# STATED EXERCISE
Take every line from the listing below that contains "SDTVAR".

# DATA RECORDS
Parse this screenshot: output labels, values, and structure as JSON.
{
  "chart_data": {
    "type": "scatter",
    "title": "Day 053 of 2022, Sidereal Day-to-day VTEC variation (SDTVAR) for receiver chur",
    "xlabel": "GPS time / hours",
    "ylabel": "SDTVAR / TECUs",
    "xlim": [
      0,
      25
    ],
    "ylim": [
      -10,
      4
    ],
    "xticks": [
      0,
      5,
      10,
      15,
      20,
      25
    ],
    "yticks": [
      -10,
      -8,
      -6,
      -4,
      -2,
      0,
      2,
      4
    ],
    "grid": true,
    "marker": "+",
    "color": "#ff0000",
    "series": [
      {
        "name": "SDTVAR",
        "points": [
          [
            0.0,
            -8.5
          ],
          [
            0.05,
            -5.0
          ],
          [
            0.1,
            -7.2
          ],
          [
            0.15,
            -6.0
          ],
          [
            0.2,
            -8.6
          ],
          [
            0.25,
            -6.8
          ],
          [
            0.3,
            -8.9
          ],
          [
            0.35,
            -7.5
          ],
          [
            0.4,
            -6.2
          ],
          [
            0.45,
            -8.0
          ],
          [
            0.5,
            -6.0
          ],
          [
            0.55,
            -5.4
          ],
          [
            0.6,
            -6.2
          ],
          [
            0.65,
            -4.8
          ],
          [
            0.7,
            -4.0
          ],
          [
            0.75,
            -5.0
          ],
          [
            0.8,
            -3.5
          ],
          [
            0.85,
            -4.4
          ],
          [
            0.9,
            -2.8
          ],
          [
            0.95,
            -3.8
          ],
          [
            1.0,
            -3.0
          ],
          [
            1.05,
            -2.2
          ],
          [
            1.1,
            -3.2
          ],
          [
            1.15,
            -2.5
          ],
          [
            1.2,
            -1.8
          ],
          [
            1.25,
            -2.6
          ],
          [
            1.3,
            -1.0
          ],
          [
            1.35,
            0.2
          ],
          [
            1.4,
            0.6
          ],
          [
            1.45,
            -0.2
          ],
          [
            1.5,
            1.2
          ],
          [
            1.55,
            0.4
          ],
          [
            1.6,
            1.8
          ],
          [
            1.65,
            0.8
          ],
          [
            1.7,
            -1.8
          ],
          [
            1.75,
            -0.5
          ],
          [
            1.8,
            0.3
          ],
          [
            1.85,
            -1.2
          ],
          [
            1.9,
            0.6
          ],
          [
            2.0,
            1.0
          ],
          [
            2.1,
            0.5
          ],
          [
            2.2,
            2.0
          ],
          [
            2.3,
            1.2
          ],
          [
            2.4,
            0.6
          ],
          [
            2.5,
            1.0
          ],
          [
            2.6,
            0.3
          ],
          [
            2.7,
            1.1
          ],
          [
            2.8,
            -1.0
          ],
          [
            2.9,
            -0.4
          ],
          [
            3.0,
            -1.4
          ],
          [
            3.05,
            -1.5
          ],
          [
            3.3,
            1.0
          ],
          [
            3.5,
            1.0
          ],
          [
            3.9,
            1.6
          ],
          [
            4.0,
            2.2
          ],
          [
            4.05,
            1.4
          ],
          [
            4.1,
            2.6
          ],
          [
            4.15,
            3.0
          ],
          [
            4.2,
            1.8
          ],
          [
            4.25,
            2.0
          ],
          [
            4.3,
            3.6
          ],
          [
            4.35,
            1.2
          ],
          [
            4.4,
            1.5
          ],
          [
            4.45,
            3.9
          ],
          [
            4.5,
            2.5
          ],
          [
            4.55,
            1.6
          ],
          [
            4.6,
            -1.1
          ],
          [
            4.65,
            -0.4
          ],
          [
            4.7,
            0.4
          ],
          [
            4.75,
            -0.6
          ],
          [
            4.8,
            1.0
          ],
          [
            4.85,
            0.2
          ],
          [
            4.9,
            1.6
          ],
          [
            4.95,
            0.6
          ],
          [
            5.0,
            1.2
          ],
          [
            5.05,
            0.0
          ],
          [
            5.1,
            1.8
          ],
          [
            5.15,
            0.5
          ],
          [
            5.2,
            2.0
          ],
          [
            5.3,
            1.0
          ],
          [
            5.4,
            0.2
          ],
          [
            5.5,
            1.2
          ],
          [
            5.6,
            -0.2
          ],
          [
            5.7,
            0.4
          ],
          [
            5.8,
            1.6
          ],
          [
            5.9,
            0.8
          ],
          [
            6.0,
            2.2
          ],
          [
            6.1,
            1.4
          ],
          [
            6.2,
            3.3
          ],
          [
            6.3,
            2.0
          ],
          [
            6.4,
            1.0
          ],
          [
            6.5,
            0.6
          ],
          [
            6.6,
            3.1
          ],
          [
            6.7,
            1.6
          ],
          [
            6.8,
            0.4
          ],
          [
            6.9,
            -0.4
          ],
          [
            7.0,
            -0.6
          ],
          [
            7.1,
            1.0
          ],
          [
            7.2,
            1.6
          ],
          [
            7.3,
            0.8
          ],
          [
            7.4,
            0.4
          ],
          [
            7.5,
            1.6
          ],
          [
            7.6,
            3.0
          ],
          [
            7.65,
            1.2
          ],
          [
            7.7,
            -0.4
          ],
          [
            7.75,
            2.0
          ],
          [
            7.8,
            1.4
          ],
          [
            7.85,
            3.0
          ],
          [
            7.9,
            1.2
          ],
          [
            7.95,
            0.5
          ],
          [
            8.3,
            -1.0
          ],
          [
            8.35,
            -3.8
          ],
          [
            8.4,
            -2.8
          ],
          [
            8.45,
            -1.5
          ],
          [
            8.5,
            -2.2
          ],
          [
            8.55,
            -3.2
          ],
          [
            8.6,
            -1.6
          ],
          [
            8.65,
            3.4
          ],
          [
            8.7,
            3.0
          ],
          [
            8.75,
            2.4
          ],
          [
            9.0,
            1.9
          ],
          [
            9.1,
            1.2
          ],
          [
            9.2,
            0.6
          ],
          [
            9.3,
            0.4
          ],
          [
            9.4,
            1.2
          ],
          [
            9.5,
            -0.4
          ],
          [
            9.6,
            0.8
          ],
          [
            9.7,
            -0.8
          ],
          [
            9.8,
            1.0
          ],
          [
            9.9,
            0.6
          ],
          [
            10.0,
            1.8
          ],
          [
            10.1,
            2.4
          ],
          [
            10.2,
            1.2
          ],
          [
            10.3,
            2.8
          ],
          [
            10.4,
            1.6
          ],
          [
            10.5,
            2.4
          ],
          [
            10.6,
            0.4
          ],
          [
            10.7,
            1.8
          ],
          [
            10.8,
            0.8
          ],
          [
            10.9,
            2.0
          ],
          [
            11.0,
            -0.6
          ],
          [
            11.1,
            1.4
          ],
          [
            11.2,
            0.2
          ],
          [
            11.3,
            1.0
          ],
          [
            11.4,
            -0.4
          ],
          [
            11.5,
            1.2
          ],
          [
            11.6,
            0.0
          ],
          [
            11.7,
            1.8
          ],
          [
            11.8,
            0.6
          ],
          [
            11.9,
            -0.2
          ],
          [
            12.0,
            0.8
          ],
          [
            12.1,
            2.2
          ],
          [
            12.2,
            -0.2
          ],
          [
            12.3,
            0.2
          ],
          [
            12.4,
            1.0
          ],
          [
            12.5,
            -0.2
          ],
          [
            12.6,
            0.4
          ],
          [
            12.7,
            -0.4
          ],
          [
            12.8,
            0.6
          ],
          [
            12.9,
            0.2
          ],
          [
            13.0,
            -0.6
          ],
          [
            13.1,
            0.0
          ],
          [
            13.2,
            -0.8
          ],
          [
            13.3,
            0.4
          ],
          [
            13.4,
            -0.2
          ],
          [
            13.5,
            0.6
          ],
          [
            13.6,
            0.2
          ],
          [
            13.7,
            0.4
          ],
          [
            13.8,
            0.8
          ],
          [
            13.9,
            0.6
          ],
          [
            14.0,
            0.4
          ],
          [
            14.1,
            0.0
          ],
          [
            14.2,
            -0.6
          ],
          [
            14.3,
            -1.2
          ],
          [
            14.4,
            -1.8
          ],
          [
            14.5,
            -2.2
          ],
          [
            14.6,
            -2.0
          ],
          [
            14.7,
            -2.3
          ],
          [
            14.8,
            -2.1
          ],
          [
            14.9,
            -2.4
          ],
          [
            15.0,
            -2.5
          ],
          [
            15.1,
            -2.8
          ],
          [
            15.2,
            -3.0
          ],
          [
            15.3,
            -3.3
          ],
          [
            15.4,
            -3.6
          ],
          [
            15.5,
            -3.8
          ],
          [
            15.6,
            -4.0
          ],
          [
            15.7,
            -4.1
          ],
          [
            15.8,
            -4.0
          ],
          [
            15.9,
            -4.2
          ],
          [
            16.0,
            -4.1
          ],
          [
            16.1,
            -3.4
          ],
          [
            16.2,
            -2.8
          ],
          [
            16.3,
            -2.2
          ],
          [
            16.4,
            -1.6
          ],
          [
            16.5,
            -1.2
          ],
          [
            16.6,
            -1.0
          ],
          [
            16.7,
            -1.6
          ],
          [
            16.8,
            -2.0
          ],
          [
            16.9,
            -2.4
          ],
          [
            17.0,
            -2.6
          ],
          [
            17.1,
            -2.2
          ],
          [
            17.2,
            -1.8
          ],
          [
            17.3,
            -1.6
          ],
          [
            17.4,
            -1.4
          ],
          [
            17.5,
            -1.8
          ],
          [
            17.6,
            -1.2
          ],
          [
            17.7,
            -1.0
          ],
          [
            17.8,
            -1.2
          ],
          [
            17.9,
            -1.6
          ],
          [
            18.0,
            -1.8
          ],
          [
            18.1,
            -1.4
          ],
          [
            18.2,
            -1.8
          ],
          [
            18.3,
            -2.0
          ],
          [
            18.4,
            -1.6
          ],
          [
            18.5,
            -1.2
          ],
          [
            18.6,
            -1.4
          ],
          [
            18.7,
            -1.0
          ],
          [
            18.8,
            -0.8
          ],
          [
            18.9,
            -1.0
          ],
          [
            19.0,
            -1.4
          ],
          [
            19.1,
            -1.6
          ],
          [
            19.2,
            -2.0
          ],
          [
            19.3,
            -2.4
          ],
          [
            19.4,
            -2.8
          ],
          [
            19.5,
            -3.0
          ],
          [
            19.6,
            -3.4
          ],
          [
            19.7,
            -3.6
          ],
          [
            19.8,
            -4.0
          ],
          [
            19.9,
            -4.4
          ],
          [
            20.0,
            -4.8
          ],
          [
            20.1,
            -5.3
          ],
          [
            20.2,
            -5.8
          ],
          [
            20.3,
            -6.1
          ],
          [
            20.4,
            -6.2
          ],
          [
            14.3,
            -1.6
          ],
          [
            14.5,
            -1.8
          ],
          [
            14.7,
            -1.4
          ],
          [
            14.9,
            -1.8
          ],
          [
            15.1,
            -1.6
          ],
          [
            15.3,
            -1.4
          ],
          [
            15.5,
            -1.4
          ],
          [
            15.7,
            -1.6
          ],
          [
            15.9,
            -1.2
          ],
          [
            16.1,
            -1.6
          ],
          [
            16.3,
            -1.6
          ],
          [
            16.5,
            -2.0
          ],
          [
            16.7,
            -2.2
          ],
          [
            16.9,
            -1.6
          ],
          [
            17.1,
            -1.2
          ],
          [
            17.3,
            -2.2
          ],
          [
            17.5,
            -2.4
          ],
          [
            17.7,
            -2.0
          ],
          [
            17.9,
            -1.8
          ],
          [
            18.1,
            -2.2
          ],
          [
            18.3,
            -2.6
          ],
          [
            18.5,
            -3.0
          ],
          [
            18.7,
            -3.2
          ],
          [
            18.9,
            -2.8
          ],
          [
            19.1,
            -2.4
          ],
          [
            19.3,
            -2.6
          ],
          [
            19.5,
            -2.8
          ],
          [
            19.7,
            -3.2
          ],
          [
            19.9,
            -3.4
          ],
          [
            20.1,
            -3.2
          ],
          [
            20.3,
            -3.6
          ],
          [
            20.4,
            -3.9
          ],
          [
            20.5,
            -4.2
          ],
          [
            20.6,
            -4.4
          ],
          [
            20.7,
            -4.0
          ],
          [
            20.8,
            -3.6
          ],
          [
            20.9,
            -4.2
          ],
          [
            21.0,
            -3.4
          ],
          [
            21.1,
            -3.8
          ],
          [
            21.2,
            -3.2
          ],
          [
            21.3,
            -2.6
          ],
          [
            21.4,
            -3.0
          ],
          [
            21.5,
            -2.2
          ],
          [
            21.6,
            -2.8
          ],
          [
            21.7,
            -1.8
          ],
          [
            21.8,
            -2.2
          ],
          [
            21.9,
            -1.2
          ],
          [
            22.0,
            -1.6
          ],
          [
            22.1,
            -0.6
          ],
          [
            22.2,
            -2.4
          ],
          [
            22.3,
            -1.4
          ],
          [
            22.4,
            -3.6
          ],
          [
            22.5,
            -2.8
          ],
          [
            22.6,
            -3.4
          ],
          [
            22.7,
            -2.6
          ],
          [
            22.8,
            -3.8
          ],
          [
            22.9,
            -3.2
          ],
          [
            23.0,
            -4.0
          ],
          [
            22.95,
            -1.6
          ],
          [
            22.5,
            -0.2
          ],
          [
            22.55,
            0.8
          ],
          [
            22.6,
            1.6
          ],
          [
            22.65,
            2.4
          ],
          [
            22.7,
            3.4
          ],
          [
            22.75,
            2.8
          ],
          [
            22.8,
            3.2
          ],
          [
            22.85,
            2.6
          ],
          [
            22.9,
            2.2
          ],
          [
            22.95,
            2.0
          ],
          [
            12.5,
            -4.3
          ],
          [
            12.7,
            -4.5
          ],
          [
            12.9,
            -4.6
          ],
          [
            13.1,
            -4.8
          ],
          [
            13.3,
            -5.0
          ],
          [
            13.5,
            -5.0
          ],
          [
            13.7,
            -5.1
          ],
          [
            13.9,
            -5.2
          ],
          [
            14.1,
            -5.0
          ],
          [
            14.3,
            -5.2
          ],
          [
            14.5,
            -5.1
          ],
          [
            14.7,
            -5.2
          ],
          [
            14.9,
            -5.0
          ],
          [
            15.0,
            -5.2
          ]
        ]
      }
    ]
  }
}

# FINAL RESULT
    "title": "Day 053 of 2022, Sidereal Day-to-day VTEC variation (SDTVAR) for receiver chur",
    "ylabel": "SDTVAR / TECUs",
        "name": "SDTVAR",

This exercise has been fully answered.